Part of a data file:
══════

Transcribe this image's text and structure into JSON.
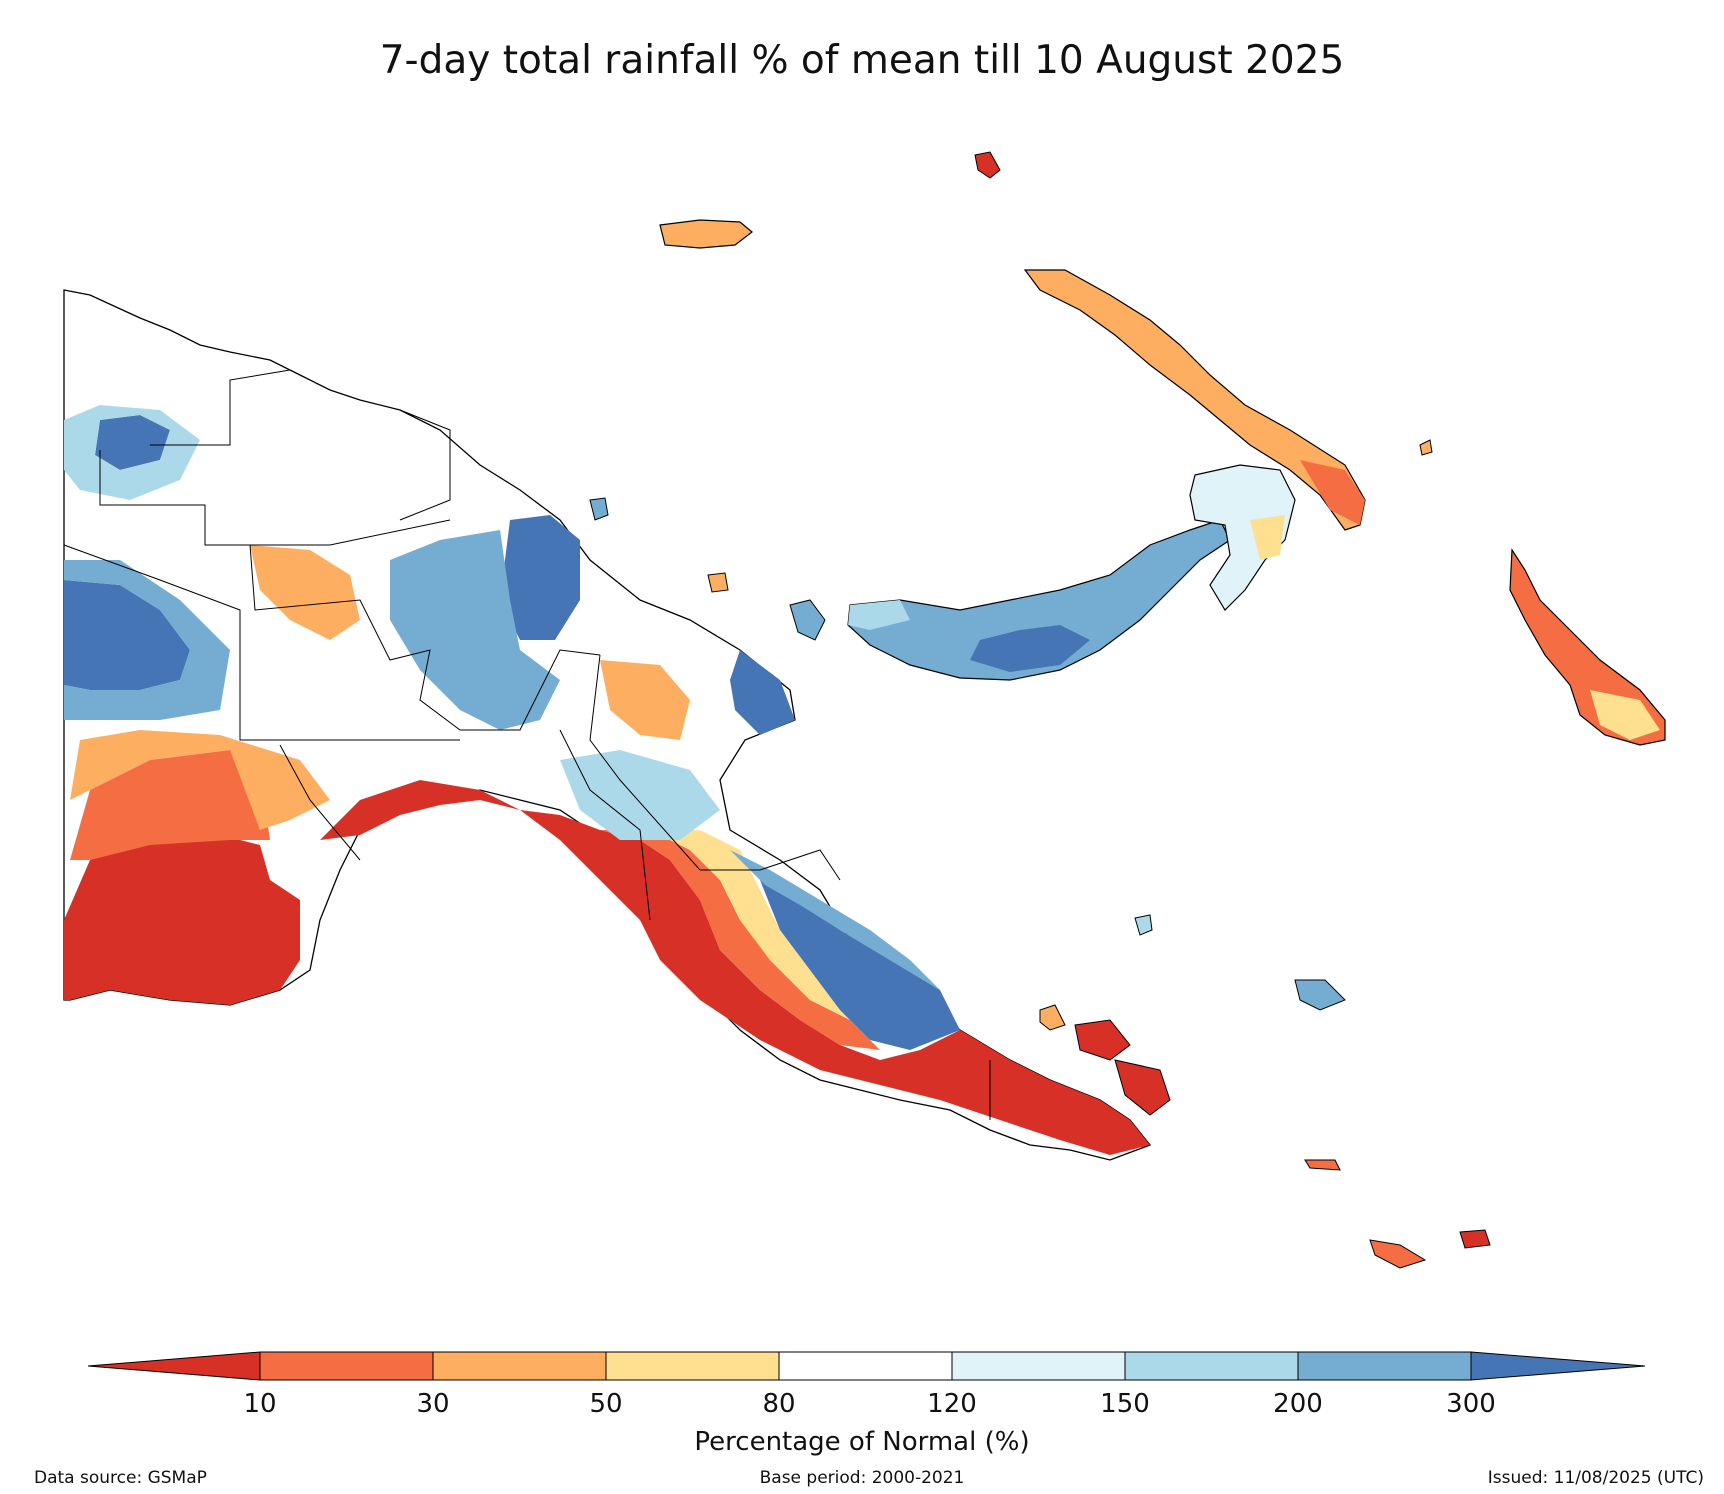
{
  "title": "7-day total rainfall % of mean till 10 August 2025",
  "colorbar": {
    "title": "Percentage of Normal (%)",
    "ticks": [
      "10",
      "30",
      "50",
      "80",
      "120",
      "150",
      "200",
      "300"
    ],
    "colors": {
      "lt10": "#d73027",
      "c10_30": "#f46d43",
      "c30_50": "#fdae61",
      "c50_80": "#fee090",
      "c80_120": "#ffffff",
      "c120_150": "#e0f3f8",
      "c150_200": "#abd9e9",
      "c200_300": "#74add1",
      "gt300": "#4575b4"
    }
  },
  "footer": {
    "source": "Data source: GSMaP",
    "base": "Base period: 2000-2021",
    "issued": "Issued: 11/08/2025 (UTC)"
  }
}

══════

Your task is to reproduce all of the material exactly. The pictures stay out.

▶ _WRITTEN ANSWER_
Transcribe this image's text and structure into JSON.
{
  "title": "7-day total rainfall % of mean till 10 August 2025",
  "colorbar": {
    "title": "Percentage of Normal (%)",
    "ticks": [
      "10",
      "30",
      "50",
      "80",
      "120",
      "150",
      "200",
      "300"
    ],
    "colors": {
      "lt10": "#d73027",
      "c10_30": "#f46d43",
      "c30_50": "#fdae61",
      "c50_80": "#fee090",
      "c80_120": "#ffffff",
      "c120_150": "#e0f3f8",
      "c150_200": "#abd9e9",
      "c200_300": "#74add1",
      "gt300": "#4575b4"
    }
  },
  "footer": {
    "source": "Data source: GSMaP",
    "base": "Base period: 2000-2021",
    "issued": "Issued: 11/08/2025 (UTC)"
  }
}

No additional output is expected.